● **TEXTE SOURCE**
J’ai noté une évolution. Effectivement, la puissance et la vitesse sont privilégiées. Enfant, j'admirais beaucoup ces numéros 10 à l’ancienne : Platini, Zico, Maradona et Cruyff. J’aimerais que les numéros 10 reviennent. Ça me plairait.

Votre carrière n’est pas encore terminée mais, le jour où vous raccrocherez les crampons, que comptez-vous faire de votre vie ?

Je n’ai encore rien décidé. Je pense que j’aurai envie de me reposer et de voyager. J’ai travaillé dur pendant une bonne partie de ma vie et je n’ai pas eu le temps de faire du tourisme. Je pense que je me consacrerai à ça pendant un moment. J’aimerais voir un maximum de sites inscrits au Patrimoine Mondial de l’UNESCO.

● **CONSIGNE**
Prolongez l'entretien sur le football au-delà de sa dernière réponse en ajoutant une nouvelle question et la réponse qui lui correspond. Il n'est pas nécessaire de consulter les données.

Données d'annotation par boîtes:
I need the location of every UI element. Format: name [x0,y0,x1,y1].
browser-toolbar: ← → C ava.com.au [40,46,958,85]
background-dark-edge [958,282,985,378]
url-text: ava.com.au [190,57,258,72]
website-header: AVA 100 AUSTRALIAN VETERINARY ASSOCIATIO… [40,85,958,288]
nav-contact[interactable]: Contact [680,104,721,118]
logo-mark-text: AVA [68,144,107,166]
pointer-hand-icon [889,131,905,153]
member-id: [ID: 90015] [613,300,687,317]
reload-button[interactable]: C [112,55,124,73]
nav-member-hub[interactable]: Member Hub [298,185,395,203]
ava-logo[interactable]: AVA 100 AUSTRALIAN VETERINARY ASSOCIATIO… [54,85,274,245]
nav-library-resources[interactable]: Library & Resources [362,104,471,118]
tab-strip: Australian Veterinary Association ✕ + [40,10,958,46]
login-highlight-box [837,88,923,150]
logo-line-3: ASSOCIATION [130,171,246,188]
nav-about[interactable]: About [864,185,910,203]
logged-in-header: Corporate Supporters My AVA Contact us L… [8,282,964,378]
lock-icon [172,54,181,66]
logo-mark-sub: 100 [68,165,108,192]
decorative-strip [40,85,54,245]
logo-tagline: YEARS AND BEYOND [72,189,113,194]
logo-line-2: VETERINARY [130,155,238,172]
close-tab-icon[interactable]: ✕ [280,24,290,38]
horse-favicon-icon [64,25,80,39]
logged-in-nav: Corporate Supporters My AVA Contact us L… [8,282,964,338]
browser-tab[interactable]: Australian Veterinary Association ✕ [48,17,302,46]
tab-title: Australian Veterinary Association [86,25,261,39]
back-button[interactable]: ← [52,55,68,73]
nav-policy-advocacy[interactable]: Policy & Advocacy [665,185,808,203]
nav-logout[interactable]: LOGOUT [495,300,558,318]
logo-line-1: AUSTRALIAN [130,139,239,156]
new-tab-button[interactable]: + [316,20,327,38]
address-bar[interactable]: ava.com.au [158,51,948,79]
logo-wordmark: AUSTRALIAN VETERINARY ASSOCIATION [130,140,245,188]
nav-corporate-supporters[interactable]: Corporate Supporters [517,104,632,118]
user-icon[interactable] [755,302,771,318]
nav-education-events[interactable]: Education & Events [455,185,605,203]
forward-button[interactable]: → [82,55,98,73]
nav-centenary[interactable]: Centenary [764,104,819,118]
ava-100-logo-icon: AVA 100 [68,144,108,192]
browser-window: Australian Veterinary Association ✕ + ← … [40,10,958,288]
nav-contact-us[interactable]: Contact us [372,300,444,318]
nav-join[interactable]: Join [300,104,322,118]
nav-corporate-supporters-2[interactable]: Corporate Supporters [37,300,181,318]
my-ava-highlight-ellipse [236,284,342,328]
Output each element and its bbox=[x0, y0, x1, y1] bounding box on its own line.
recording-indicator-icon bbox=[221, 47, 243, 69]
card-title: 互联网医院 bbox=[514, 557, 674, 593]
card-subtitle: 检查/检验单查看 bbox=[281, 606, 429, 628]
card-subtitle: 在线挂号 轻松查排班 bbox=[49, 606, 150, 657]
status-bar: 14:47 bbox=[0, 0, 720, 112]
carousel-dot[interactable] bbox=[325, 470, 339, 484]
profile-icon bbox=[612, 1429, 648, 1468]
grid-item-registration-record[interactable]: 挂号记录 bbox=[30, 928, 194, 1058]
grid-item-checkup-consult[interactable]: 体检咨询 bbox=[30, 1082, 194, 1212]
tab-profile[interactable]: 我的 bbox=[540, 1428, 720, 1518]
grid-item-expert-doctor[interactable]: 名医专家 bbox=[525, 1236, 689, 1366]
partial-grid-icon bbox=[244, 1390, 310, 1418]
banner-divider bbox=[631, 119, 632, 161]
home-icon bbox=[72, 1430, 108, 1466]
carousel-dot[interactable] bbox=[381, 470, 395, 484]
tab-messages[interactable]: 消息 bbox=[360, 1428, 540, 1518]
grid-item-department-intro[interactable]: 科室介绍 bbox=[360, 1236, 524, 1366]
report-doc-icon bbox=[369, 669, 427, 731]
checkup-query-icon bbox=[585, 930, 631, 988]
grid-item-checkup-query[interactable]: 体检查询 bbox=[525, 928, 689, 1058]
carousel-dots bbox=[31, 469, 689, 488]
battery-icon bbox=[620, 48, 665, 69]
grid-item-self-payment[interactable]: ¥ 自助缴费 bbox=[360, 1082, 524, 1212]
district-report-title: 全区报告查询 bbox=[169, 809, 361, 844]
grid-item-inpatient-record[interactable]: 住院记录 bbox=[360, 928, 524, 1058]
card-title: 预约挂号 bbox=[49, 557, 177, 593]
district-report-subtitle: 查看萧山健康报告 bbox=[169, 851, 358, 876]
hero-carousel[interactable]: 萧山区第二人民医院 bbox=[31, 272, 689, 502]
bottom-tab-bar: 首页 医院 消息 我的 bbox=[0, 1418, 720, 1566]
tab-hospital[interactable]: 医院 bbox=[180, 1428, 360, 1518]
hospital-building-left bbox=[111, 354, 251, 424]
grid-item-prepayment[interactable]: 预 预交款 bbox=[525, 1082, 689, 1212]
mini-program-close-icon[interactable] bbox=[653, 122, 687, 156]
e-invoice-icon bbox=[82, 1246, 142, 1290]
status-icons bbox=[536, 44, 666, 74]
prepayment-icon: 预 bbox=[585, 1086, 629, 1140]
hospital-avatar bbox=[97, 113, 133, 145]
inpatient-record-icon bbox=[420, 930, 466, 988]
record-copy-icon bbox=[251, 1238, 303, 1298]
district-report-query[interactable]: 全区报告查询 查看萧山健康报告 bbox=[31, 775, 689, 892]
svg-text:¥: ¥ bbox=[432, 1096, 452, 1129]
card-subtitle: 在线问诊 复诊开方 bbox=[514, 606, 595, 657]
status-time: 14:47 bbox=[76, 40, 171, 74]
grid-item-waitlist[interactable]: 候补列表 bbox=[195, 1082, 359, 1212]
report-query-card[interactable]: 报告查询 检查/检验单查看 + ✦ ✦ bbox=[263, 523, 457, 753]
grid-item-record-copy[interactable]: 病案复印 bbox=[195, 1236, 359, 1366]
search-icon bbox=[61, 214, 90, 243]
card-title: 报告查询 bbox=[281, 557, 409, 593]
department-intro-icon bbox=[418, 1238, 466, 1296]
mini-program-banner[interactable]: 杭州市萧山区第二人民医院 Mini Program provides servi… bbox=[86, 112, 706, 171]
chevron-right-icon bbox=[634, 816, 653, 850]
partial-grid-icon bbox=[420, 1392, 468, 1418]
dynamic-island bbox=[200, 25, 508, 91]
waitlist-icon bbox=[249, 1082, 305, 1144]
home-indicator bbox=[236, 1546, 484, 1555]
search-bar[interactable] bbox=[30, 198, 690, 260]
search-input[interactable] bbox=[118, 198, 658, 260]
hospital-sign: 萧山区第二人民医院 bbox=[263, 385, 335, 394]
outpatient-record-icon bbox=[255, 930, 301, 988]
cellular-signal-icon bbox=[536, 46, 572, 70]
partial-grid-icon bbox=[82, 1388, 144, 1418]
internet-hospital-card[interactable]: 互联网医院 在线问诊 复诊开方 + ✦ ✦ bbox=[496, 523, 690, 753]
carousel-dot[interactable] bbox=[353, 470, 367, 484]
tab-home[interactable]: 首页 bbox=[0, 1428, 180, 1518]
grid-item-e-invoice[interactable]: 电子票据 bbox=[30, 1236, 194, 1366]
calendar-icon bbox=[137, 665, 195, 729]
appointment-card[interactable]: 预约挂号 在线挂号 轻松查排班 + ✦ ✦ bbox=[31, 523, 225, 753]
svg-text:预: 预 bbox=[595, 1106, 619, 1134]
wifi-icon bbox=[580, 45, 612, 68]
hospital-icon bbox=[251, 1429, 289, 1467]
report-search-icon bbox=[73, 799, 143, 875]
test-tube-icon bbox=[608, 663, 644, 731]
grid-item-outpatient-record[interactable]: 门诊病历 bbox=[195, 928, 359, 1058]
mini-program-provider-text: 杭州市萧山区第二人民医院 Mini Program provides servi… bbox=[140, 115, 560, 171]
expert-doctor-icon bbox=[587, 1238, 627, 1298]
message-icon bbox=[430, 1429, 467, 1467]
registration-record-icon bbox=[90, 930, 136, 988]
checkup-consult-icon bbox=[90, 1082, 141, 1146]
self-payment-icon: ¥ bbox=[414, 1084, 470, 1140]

● **RÉSULTAT ATTENDU**
Quelles leçons avez-vous retirées de votre carrière ?

Le football m’a tout appris. J’ai rencontré beaucoup de gens. Ces amis me sont très chers. J’ai grandi avec le football, j’ai visité de nombreux pays et j’ai appris beaucoup de choses au contact d’autres cultures. Quand je joue, je touche les gens et je leur donne du bonheur. Ce bonheur, je le partage. C’est pour ça que je joue au football.